→ Short problem: Output all of the data below exactly as given.

(Some records)
|---|

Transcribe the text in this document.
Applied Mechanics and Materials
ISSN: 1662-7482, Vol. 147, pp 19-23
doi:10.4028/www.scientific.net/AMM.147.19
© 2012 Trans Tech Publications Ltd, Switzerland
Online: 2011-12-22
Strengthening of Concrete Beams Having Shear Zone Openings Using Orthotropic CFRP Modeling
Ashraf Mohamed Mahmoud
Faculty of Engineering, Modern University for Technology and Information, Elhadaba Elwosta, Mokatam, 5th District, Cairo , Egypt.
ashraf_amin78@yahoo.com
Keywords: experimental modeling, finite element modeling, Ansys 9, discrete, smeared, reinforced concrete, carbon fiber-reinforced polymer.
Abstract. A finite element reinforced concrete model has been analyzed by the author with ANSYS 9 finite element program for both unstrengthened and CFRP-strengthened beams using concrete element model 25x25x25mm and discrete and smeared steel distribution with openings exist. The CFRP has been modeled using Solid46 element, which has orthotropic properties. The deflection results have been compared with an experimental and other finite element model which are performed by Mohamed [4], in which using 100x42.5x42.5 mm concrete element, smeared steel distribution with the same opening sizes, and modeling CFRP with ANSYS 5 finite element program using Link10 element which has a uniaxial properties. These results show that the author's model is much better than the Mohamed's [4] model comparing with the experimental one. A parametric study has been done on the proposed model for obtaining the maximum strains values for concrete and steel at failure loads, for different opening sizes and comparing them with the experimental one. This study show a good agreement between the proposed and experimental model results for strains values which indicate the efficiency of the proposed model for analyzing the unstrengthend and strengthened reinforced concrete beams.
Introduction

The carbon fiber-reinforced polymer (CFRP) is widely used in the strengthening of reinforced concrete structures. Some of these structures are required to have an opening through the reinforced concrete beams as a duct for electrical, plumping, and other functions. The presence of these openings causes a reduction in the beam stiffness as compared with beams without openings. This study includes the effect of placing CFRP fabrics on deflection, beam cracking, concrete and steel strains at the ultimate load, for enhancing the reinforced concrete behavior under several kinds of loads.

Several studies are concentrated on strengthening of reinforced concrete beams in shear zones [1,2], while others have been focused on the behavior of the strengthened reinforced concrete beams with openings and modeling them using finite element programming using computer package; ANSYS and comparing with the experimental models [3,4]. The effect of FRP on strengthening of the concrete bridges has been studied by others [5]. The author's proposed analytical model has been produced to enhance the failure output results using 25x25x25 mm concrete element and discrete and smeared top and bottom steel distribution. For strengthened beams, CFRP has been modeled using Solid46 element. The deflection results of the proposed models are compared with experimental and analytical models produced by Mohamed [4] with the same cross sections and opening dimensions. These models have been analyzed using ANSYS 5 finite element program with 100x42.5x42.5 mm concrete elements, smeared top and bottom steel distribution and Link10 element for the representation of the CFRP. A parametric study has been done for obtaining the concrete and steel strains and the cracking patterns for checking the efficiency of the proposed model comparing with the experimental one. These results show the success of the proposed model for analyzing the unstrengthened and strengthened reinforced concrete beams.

|---|

→ Result below:
Transcribe the text in this document.
Applied Mechanics and Materials
ISSN: 1662-7482, Vol. 147, pp 19-23
doi:10.4028/www.scientific.net/AMM.147.19
© 2012 Trans Tech Publications Ltd, Switzerland
Online: 2011-12-22
Strengthening of Concrete Beams Having Shear Zone Openings Using Orthotropic CFRP Modeling
Ashraf Mohamed Mahmoud
Faculty of Engineering, Modern University for Technology and Information, Elhadaba Elwosta, Mokatam, 5th District, Cairo , Egypt.
ashraf_amin78@yahoo.com
Keywords: experimental modeling, finite element modeling, Ansys 9, discrete, smeared, reinforced concrete, carbon fiber-reinforced polymer.
Abstract. A finite element reinforced concrete model has been analyzed by the author with ANSYS 9 finite element program for both unstrengthened and CFRP-strengthened beams using concrete element model 25x25x25mm and discrete and smeared steel distribution with openings exist. The CFRP has been modeled using Solid46 element, which has orthotropic properties. The deflection results have been compared with an experimental and other finite element model which are performed by Mohamed [4], in which using 100x42.5x42.5 mm concrete element, smeared steel distribution with the same opening sizes, and modeling CFRP with ANSYS 5 finite element program using Link10 element which has a uniaxial properties. These results show that the author's model is much better than the Mohamed's [4] model comparing with the experimental one. A parametric study has been done on the proposed model for obtaining the maximum strains values for concrete and steel at failure loads, for different opening sizes and comparing them with the experimental one. This study show a good agreement between the proposed and experimental model results for strains values which indicate the efficiency of the proposed model for analyzing the unstrengthend and strengthened reinforced concrete beams.
Introduction

The carbon fiber-reinforced polymer (CFRP) is widely used in the strengthening of reinforced concrete structures. Some of these structures are required to have an opening through the reinforced concrete beams as a duct for electrical, plumping, and other functions. The presence of these openings causes a reduction in the beam stiffness as compared with beams without openings. This study includes the effect of placing CFRP fabrics on deflection, beam cracking, concrete and steel strains at the ultimate load, for enhancing the reinforced concrete behavior under several kinds of loads.

Several studies are concentrated on strengthening of reinforced concrete beams in shear zones [1,2], while others have been focused on the behavior of the strengthened reinforced concrete beams with openings and modeling them using finite element programming using computer package; ANSYS and comparing with the experimental models [3,4]. The effect of FRP on strengthening of the concrete bridges has been studied by others [5]. The author's proposed analytical model has been produced to enhance the failure output results using 25x25x25 mm concrete element and discrete and smeared top and bottom steel distribution. For strengthened beams, CFRP has been modeled using Solid46 element. The deflection results of the proposed models are compared with experimental and analytical models produced by Mohamed [4] with the same cross sections and opening dimensions. These models have been analyzed using ANSYS 5 finite element program with 100x42.5x42.5 mm concrete elements, smeared top and bottom steel distribution and Link10 element for the representation of the CFRP. A parametric study has been done for obtaining the concrete and steel strains and the cracking patterns for checking the efficiency of the proposed model comparing with the experimental one. These results show the success of the proposed model for analyzing the unstrengthened and strengthened reinforced concrete beams.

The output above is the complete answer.